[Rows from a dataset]
____________________

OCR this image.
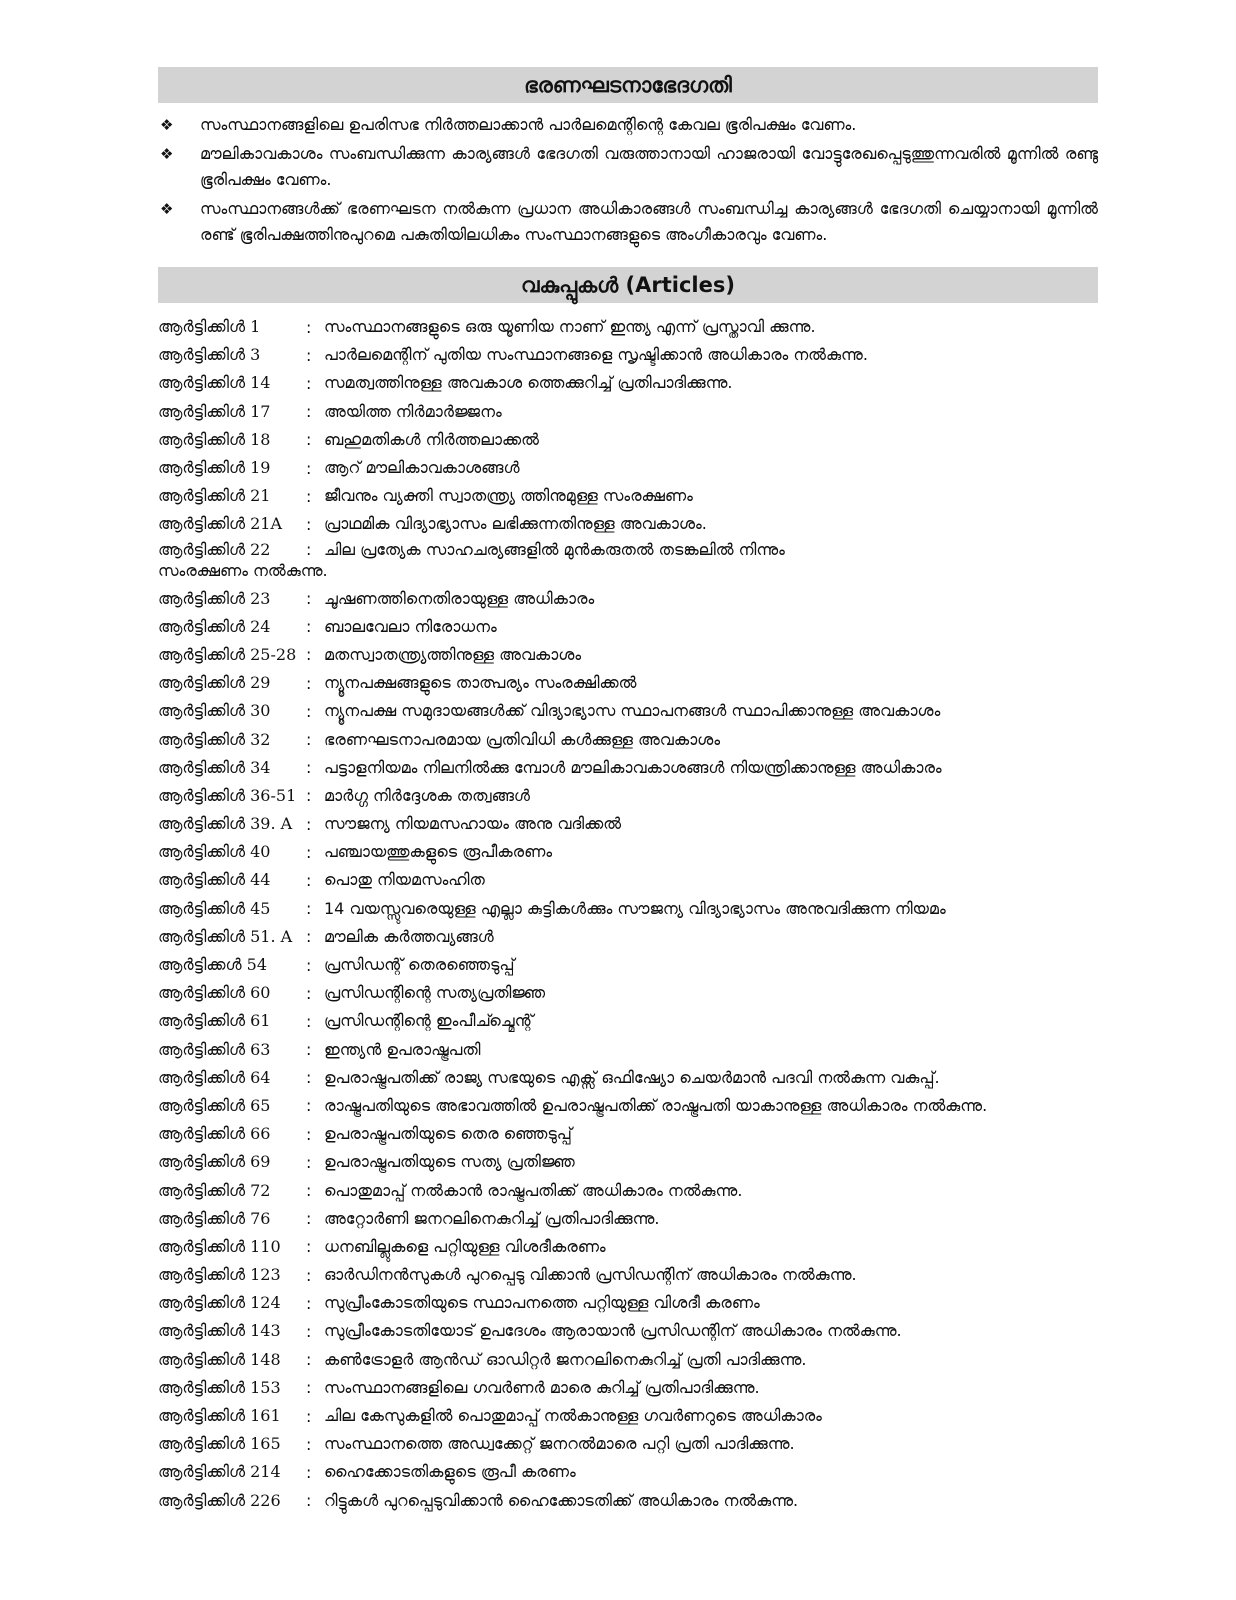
ഭരണഘടനാഭേദഗതി
❖ സംസ്ഥാനങ്ങളിലെ ഉപരിസഭ നിർത്തലാക്കാൻ പാർലമെന്റിന്റെ കേവല ഭൂരിപക്ഷം വേണം.
❖ മൗലികാവകാശം സംബന്ധിക്കുന്ന കാര്യങ്ങൾ ഭേദഗതി വരുത്താനായി ഹാജരായി വോട്ടുരേഖപ്പെടുത്തുന്നവരിൽ മൂന്നിൽ രണ്ടു ഭൂരിപക്ഷം വേണം.
❖ സംസ്ഥാനങ്ങൾക്ക് ഭരണഘടന നൽകുന്ന പ്രധാന അധികാരങ്ങൾ സംബന്ധിച്ച കാര്യങ്ങൾ ഭേദഗതി ചെയ്യാനായി മൂന്നിൽ രണ്ട് ഭൂരിപക്ഷത്തിനുപുറമെ പകുതിയിലധികം സംസ്ഥാനങ്ങളുടെ അംഗീകാരവും വേണം.
വകുപ്പുകൾ (Articles)
ആർട്ടിക്കിൾ 1	: സംസ്ഥാനങ്ങളുടെ ഒരു യൂണിയ നാണ് ഇന്ത്യ എന്ന് പ്രസ്താവി ക്കുന്നു.
ആർട്ടിക്കിൾ 3	: പാർലമെന്റിന് പുതിയ സംസ്ഥാനങ്ങളെ സൃഷ്ടിക്കാൻ അധികാരം നൽകുന്നു.
ആർട്ടിക്കിൾ 14	: സമത്വത്തിനുള്ള അവകാശ ത്തെക്കുറിച്ച് പ്രതിപാദിക്കുന്നു.
ആർട്ടിക്കിൾ 17	: അയിത്ത നിർമാർജ്ജനം
ആർട്ടിക്കിൾ 18	: ബഹുമതികൾ നിർത്തലാക്കൽ
ആർട്ടിക്കിൾ 19	: ആറ് മൗലികാവകാശങ്ങൾ
ആർട്ടിക്കിൾ 21	: ജീവനും വ്യക്തി സ്വാതന്ത്ര്യ ത്തിനുമുള്ള സംരക്ഷണം
ആർട്ടിക്കിൾ 21A	: പ്രാഥമിക വിദ്യാഭ്യാസം ലഭിക്കുന്നതിനുള്ള അവകാശം.
ആർട്ടിക്കിൾ 22	: ചില പ്രത്യേക സാഹചര്യങ്ങളിൽ മുൻകരുതൽ തടങ്കലിൽ നിന്നും
സംരക്ഷണം നൽകുന്നു.
ആർട്ടിക്കിൾ 23	: ചൂഷണത്തിനെതിരായുള്ള അധികാരം
ആർട്ടിക്കിൾ 24	: ബാലവേലാ നിരോധനം
ആർട്ടിക്കിൾ 25-28 : മതസ്വാതന്ത്ര്യത്തിനുള്ള അവകാശം
ആർട്ടിക്കിൾ 29	: ന്യൂനപക്ഷങ്ങളുടെ താത്പര്യം സംരക്ഷിക്കൽ
ആർട്ടിക്കിൾ 30	: ന്യൂനപക്ഷ സമുദായങ്ങൾക്ക് വിദ്യാഭ്യാസ സ്ഥാപനങ്ങൾ സ്ഥാപിക്കാനുള്ള അവകാശം
ആർട്ടിക്കിൾ 32	: ഭരണഘടനാപരമായ പ്രതിവിധി കൾക്കുള്ള അവകാശം
ആർട്ടിക്കിൾ 34	: പട്ടാളനിയമം നിലനിൽക്കു മ്പോൾ മൗലികാവകാശങ്ങൾ നിയന്ത്രിക്കാനുള്ള അധികാരം
ആർട്ടിക്കിൾ 36-51 : മാർഗ്ഗ നിർദ്ദേശക തത്വങ്ങൾ
ആർട്ടിക്കിൾ 39. A : സൗജന്യ നിയമസഹായം അനു വദിക്കൽ
ആർട്ടിക്കിൾ 40	: പഞ്ചായത്തുകളുടെ രൂപീകരണം
ആർട്ടിക്കിൾ 44	: പൊതു നിയമസംഹിത
ആർട്ടിക്കിൾ 45	: 14 വയസ്സുവരെയുള്ള എല്ലാ കുട്ടികൾക്കും സൗജന്യ വിദ്യാഭ്യാസം അനുവദിക്കുന്ന നിയമം
ആർട്ടിക്കിൾ 51. A : മൗലിക കർത്തവ്യങ്ങൾ
ആർട്ടിക്കൾ 54	: പ്രസിഡന്റ് തെരഞ്ഞെടുപ്പ്
ആർട്ടിക്കിൾ 60	: പ്രസിഡന്റിന്റെ സത്യപ്രതിജ്ഞ
ആർട്ടിക്കിൾ 61	: പ്രസിഡന്റിന്റെ ഇംപീച്ച്മെന്റ്
ആർട്ടിക്കിൾ 63	: ഇന്ത്യൻ ഉപരാഷ്ട്രപതി
ആർട്ടിക്കിൾ 64	: ഉപരാഷ്ട്രപതിക്ക് രാജ്യ സഭയുടെ എക്സ് ഒഫിഷ്യോ ചെയർമാൻ പദവി നൽകുന്ന വകുപ്പ്.
ആർട്ടിക്കിൾ 65	: രാഷ്ട്രപതിയുടെ അഭാവത്തിൽ ഉപരാഷ്ട്രപതിക്ക് രാഷ്ട്രപതി യാകാനുള്ള അധികാരം നൽകുന്നു.
ആർട്ടിക്കിൾ 66	: ഉപരാഷ്ട്രപതിയുടെ തെര ഞ്ഞെടുപ്പ്
ആർട്ടിക്കിൾ 69	: ഉപരാഷ്ട്രപതിയുടെ സത്യ പ്രതിജ്ഞ
ആർട്ടിക്കിൾ 72	: പൊതുമാപ്പ് നൽകാൻ രാഷ്ട്രപതിക്ക് അധികാരം നൽകുന്നു.
ആർട്ടിക്കിൾ 76	: അറ്റോർണി ജനറലിനെകുറിച്ച് പ്രതിപാദിക്കുന്നു.
ആർട്ടിക്കിൾ 110	: ധനബില്ലുകളെ പറ്റിയുള്ള വിശദീകരണം
ആർട്ടിക്കിൾ 123	: ഓർഡിനൻസുകൾ പുറപ്പെടു വിക്കാൻ പ്രസിഡന്റിന് അധികാരം നൽകുന്നു.
ആർട്ടിക്കിൾ 124	: സുപ്രീംകോടതിയുടെ സ്ഥാപനത്തെ പറ്റിയുള്ള വിശദീ കരണം
ആർട്ടിക്കിൾ 143	: സുപ്രീംകോടതിയോട് ഉപദേശം ആരായാൻ പ്രസിഡന്റിന് അധികാരം നൽകുന്നു.
ആർട്ടിക്കിൾ 148	: കൺട്രോളർ ആൻഡ് ഓഡിറ്റർ ജനറലിനെകുറിച്ച് പ്രതി പാദിക്കുന്നു.
ആർട്ടിക്കിൾ 153	: സംസ്ഥാനങ്ങളിലെ ഗവർണർ മാരെ കുറിച്ച് പ്രതിപാദിക്കുന്നു.
ആർട്ടിക്കിൾ 161	: ചില കേസുകളിൽ പൊതുമാപ്പ് നൽകാനുള്ള ഗവർണറുടെ അധികാരം
ആർട്ടിക്കിൾ 165	: സംസ്ഥാനത്തെ അഡ്വക്കേറ്റ് ജനറൽമാരെ പറ്റി പ്രതി പാദിക്കുന്നു.
ആർട്ടിക്കിൾ 214	: ഹൈക്കോടതികളുടെ രൂപീ കരണം
ആർട്ടിക്കിൾ 226	: റിട്ടുകൾ പുറപ്പെടുവിക്കാൻ ഹൈക്കോടതിക്ക് അധികാരം നൽകുന്നു.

____________________

The exercise
State how many lines of the records above contain "ഭരണഘടന", with no words besides the number.

Written response
3